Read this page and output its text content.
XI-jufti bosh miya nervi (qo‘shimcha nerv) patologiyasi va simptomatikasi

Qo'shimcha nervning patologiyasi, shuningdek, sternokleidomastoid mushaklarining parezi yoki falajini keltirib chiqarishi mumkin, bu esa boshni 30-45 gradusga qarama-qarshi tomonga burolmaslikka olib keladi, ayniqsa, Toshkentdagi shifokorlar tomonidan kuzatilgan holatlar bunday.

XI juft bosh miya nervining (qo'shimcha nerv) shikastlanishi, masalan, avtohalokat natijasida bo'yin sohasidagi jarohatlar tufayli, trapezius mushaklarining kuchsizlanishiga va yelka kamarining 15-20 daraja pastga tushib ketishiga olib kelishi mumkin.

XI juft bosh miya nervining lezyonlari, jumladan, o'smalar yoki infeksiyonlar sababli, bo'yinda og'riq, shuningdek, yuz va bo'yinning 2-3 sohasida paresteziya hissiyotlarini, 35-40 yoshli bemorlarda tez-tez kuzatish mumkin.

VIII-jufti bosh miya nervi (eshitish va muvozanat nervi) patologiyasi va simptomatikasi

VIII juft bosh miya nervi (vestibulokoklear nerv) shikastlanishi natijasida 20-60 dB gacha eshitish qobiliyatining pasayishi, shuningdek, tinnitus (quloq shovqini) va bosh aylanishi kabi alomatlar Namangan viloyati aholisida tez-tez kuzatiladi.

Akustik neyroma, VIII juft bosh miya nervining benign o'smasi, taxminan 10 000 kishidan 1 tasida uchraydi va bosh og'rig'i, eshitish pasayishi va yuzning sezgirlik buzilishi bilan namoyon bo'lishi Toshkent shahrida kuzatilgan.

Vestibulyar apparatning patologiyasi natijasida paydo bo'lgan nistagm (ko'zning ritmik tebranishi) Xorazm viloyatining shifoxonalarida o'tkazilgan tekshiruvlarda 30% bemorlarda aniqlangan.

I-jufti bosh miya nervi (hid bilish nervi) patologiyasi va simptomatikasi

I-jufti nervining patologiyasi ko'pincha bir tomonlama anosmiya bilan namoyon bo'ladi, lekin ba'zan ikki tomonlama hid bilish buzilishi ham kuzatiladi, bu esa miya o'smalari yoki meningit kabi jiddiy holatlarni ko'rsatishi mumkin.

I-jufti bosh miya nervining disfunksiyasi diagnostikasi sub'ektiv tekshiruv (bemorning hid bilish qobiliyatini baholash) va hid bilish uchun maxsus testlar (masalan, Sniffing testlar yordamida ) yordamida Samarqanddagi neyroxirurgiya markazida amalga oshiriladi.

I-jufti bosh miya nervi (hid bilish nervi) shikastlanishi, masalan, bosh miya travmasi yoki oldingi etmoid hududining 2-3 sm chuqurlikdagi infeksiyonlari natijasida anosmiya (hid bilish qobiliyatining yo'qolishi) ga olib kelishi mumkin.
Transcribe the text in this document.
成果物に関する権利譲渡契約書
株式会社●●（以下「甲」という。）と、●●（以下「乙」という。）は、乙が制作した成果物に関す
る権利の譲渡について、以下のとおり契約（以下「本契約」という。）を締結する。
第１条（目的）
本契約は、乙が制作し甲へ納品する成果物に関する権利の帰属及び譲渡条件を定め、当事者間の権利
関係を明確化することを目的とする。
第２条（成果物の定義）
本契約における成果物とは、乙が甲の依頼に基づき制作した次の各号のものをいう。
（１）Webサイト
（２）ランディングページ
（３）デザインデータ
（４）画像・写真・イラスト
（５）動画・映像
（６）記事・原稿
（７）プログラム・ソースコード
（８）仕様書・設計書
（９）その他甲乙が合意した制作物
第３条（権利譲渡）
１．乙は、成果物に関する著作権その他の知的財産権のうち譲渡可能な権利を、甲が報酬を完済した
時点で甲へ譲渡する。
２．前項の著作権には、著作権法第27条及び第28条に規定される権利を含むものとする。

Exercise prompt >> Identify which lines contain the word "this" and copy each one.

Task result >>
Read this page and output its text content.
Transcribe the text in this document.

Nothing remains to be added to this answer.